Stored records
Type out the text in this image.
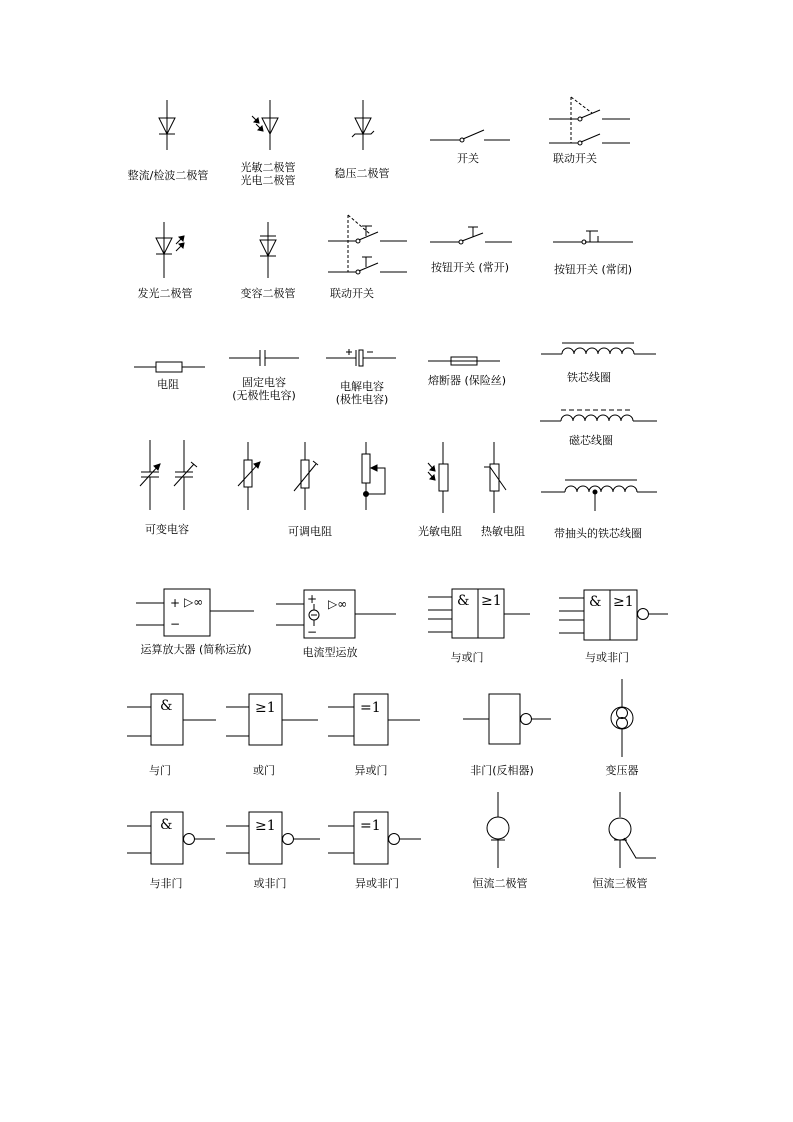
整流/检波二极管
光敏二极管
光电二极管
稳压二极管
开关	联动开关
发光二极管	变容二极管	联动开关
按钮开关 (常开)	按钮开关 (常闭)
电阻	固定电容
(无极性电容)
电解电容
(极性电容)
熔断器 (保险丝)	铁芯线圈
磁芯线圈
可变电容	可调电阻	光敏电阻 热敏电阻	带抽头的铁芯线圈
+
−
▷∞
运算放大器 (简称运放)
+
−
▷∞
电流型运放
& ≥1
与或门
& ≥1
与或非门
&
与门
≥1
或门
=1
异或门	非门(反相器)	变压器
&
与非门
≥1
或非门
=1
异或非门	恒流二极管	恒流三极管
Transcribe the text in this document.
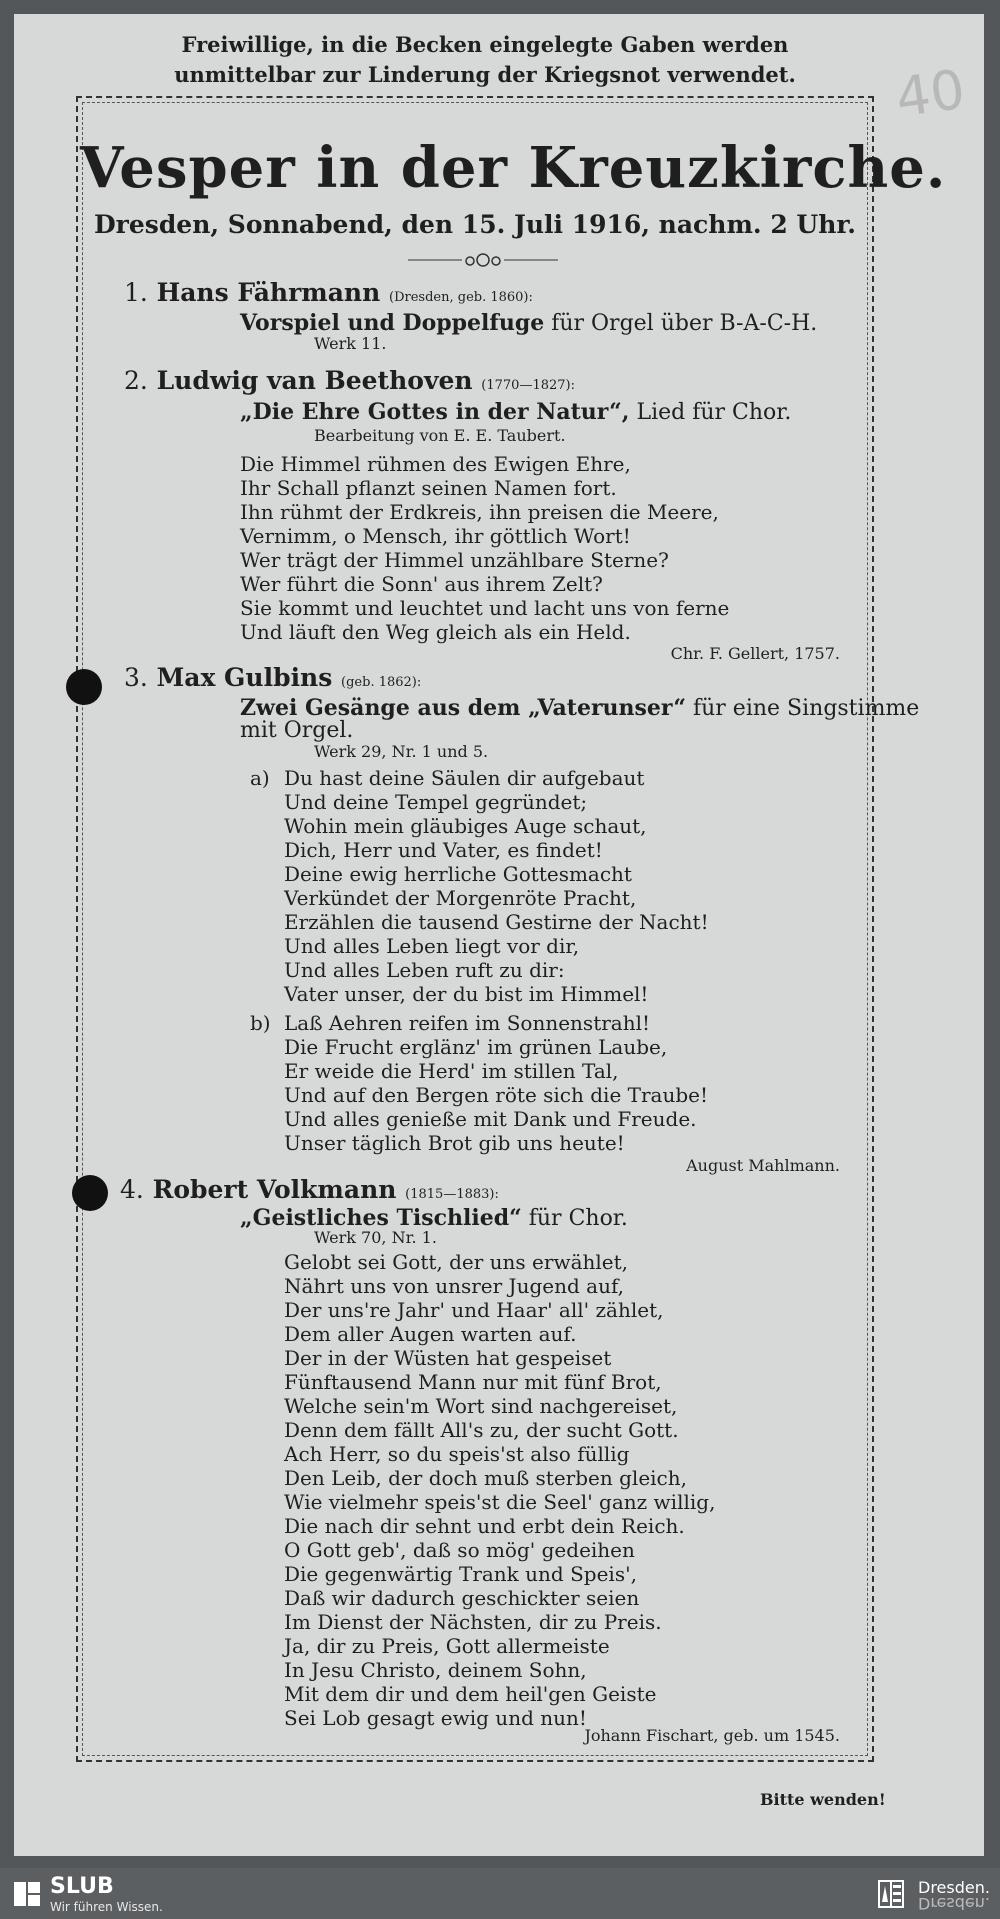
Freiwillige, in die Becken eingelegte Gaben werden
unmittelbar zur Linderung der Kriegsnot verwendet.	40
Vesper in der Kreuzkirche.
Dresden, Sonnabend, den 15. Juli 1916, nachm. 2 Uhr.
1. Hans Fährmann (Dresden, geb. 1860):
Vorspiel und Doppelfuge für Orgel über B-A-C-H.
Werk 11.
2. Ludwig van Beethoven (1770—1827):
„Die Ehre Gottes in der Natur“, Lied für Chor.
Bearbeitung von E. E. Taubert.
Die Himmel rühmen des Ewigen Ehre,
Ihr Schall pflanzt seinen Namen fort.
Ihn rühmt der Erdkreis, ihn preisen die Meere,
Vernimm, o Mensch, ihr göttlich Wort!
Wer trägt der Himmel unzählbare Sterne?
Wer führt die Sonn' aus ihrem Zelt?
Sie kommt und leuchtet und lacht uns von ferne
Und läuft den Weg gleich als ein Held.
Chr. F. Gellert, 1757.
3. Max Gulbins (geb. 1862):
Zwei Gesänge aus dem „Vaterunser“ für eine Singstimme
mit Orgel.
Werk 29, Nr. 1 und 5.
a) Du hast deine Säulen dir aufgebaut
Und deine Tempel gegründet;
Wohin mein gläubiges Auge schaut,
Dich, Herr und Vater, es findet!
Deine ewig herrliche Gottesmacht
Verkündet der Morgenröte Pracht,
Erzählen die tausend Gestirne der Nacht!
Und alles Leben liegt vor dir,
Und alles Leben ruft zu dir:
Vater unser, der du bist im Himmel!
b) Laß Aehren reifen im Sonnenstrahl!
Die Frucht erglänz' im grünen Laube,
Er weide die Herd' im stillen Tal,
Und auf den Bergen röte sich die Traube!
Und alles genieße mit Dank und Freude.
Unser täglich Brot gib uns heute!
August Mahlmann.
4. Robert Volkmann (1815—1883):
„Geistliches Tischlied“ für Chor.
Werk 70, Nr. 1.
Gelobt sei Gott, der uns erwählet,
Nährt uns von unsrer Jugend auf,
Der uns're Jahr' und Haar' all' zählet,
Dem aller Augen warten auf.
Der in der Wüsten hat gespeiset
Fünftausend Mann nur mit fünf Brot,
Welche sein'm Wort sind nachgereiset,
Denn dem fällt All's zu, der sucht Gott.
Ach Herr, so du speis'st also füllig
Den Leib, der doch muß sterben gleich,
Wie vielmehr speis'st die Seel' ganz willig,
Die nach dir sehnt und erbt dein Reich.
O Gott geb', daß so mög' gedeihen
Die gegenwärtig Trank und Speis',
Daß wir dadurch geschickter seien
Im Dienst der Nächsten, dir zu Preis.
Ja, dir zu Preis, Gott allermeiste
In Jesu Christo, deinem Sohn,
Mit dem dir und dem heil'gen Geiste
Sei Lob gesagt ewig und nun!
Johann Fischart, geb. um 1545.
Bitte wenden!
SLUB
Wir führen Wissen.
Dresden.
Dresden.
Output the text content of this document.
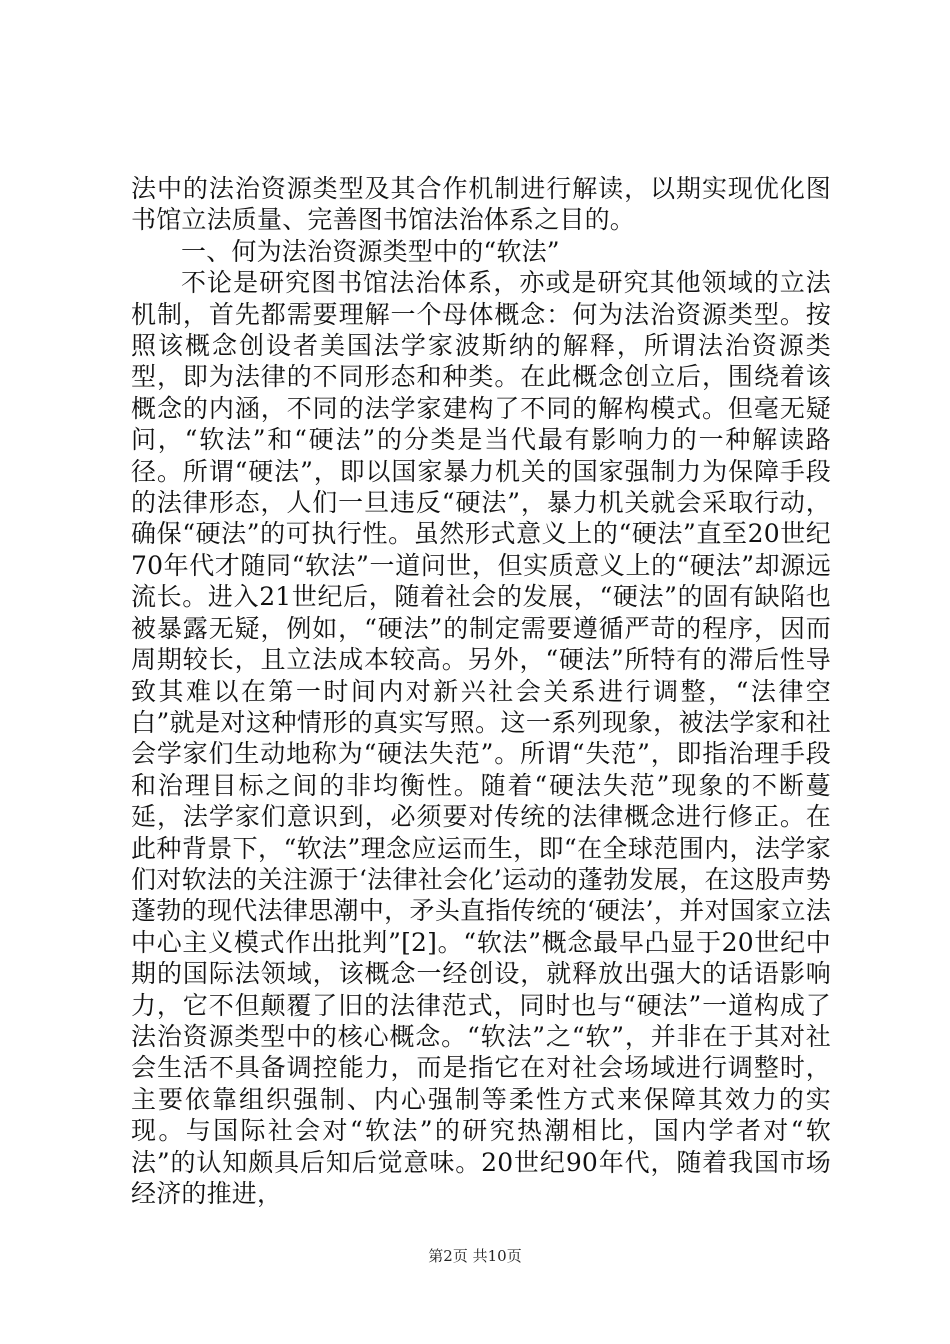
法中的法治资源类型及其合作机制进行解读，以期实现优化图书馆立法质量、完善图书馆法治体系之目的。

一、何为法治资源类型中的“软法”

不论是研究图书馆法治体系，亦或是研究其他领域的立法机制，首先都需要理解一个母体概念：何为法治资源类型。按照该概念创设者美国法学家波斯纳的解释，所谓法治资源类型，即为法律的不同形态和种类。在此概念创立后，围绕着该概念的内涵，不同的法学家建构了不同的解构模式。但毫无疑问，“软法”和“硬法”的分类是当代最有影响力的一种解读路径。所谓“硬法”，即以国家暴力机关的国家强制力为保障手段的法律形态，人们一旦违反“硬法”，暴力机关就会采取行动，确保“硬法”的可执行性。虽然形式意义上的“硬法”直至20世纪70年代才随同“软法”一道问世，但实质意义上的“硬法”却源远流长。进入21世纪后，随着社会的发展，“硬法”的固有缺陷也被暴露无疑，例如，“硬法”的制定需要遵循严苛的程序，因而周期较长，且立法成本较高。另外，“硬法”所特有的滞后性导致其难以在第一时间内对新兴社会关系进行调整，“法律空白”就是对这种情形的真实写照。这一系列现象，被法学家和社会学家们生动地称为“硬法失范”。所谓“失范”，即指治理手段和治理目标之间的非均衡性。随着“硬法失范”现象的不断蔓延，法学家们意识到，必须要对传统的法律概念进行修正。在此种背景下，“软法”理念应运而生，即“在全球范围内，法学家们对软法的关注源于‘法律社会化’运动的蓬勃发展，在这股声势蓬勃的现代法律思潮中，矛头直指传统的‘硬法’，并对国家立法中心主义模式作出批判”[2]。“软法”概念最早凸显于20世纪中期的国际法领域，该概念一经创设，就释放出强大的话语影响力，它不但颠覆了旧的法律范式，同时也与“硬法”一道构成了法治资源类型中的核心概念。“软法”之“软”，并非在于其对社会生活不具备调控能力，而是指它在对社会场域进行调整时，主要依靠组织强制、内心强制等柔性方式来保障其效力的实现。与国际社会对“软法”的研究热潮相比，国内学者对“软法”的认知颇具后知后觉意味。20世纪90年代，随着我国市场经济的推进，

第2页 共10页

### Task description
Read through the entries and copy every line that includes "text".

### Answer to the exercise
Type out the text in this image.
Transcribe the text in this document.
Output the text content of this document.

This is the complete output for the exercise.